The listing below is to be output in its exact form.

+ + +

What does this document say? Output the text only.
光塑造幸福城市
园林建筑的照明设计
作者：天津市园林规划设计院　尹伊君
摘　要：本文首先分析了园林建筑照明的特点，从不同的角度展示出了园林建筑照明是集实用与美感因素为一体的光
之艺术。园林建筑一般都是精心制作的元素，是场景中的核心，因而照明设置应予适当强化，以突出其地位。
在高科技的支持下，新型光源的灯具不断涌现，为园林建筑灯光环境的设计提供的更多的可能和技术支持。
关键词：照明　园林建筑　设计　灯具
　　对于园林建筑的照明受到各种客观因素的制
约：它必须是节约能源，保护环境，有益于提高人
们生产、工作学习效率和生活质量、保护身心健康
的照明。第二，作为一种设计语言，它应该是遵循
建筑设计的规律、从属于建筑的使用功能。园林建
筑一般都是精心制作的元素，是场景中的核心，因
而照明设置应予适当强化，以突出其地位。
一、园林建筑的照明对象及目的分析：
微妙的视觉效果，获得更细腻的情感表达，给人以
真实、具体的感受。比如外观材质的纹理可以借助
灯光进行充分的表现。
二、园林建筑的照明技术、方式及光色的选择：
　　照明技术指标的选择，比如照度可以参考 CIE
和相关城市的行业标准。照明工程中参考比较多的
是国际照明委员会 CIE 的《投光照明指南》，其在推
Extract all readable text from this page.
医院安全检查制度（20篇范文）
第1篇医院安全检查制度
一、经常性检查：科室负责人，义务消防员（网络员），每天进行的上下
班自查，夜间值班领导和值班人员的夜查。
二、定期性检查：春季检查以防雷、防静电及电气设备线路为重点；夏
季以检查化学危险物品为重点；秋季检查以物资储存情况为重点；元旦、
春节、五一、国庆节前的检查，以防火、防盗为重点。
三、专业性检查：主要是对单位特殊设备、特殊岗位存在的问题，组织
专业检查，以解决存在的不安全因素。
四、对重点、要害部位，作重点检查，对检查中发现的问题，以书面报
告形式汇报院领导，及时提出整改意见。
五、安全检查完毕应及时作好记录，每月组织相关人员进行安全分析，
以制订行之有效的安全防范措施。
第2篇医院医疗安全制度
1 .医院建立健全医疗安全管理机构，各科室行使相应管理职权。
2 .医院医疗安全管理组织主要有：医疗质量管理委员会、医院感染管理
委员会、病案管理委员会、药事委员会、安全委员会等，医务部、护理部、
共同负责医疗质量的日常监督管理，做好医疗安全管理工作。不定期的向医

+ + +

### Complete output
What does this document say? Output the text only.
光塑造幸福城市
园林建筑的照明设计
作者：天津市园林规划设计院　尹伊君
摘　要：本文首先分析了园林建筑照明的特点，从不同的角度展示出了园林建筑照明是集实用与美感因素为一体的光
之艺术。园林建筑一般都是精心制作的元素，是场景中的核心，因而照明设置应予适当强化，以突出其地位。
在高科技的支持下，新型光源的灯具不断涌现，为园林建筑灯光环境的设计提供的更多的可能和技术支持。
关键词：照明　园林建筑　设计　灯具
　　对于园林建筑的照明受到各种客观因素的制
约：它必须是节约能源，保护环境，有益于提高人
们生产、工作学习效率和生活质量、保护身心健康
的照明。第二，作为一种设计语言，它应该是遵循
建筑设计的规律、从属于建筑的使用功能。园林建
筑一般都是精心制作的元素，是场景中的核心，因
而照明设置应予适当强化，以突出其地位。
一、园林建筑的照明对象及目的分析：
微妙的视觉效果，获得更细腻的情感表达，给人以
真实、具体的感受。比如外观材质的纹理可以借助
灯光进行充分的表现。
二、园林建筑的照明技术、方式及光色的选择：
　　照明技术指标的选择，比如照度可以参考 CIE
和相关城市的行业标准。照明工程中参考比较多的
是国际照明委员会 CIE 的《投光照明指南》，其在推
Extract all readable text from this page.
医院安全检查制度（20篇范文）
第1篇医院安全检查制度
一、经常性检查：科室负责人，义务消防员（网络员），每天进行的上下
班自查，夜间值班领导和值班人员的夜查。
二、定期性检查：春季检查以防雷、防静电及电气设备线路为重点；夏
季以检查化学危险物品为重点；秋季检查以物资储存情况为重点；元旦、
春节、五一、国庆节前的检查，以防火、防盗为重点。
三、专业性检查：主要是对单位特殊设备、特殊岗位存在的问题，组织
专业检查，以解决存在的不安全因素。
四、对重点、要害部位，作重点检查，对检查中发现的问题，以书面报
告形式汇报院领导，及时提出整改意见。
五、安全检查完毕应及时作好记录，每月组织相关人员进行安全分析，
以制订行之有效的安全防范措施。
第2篇医院医疗安全制度
1 .医院建立健全医疗安全管理机构，各科室行使相应管理职权。
2 .医院医疗安全管理组织主要有：医疗质量管理委员会、医院感染管理
委员会、病案管理委员会、药事委员会、安全委员会等，医务部、护理部、
共同负责医疗质量的日常监督管理，做好医疗安全管理工作。不定期的向医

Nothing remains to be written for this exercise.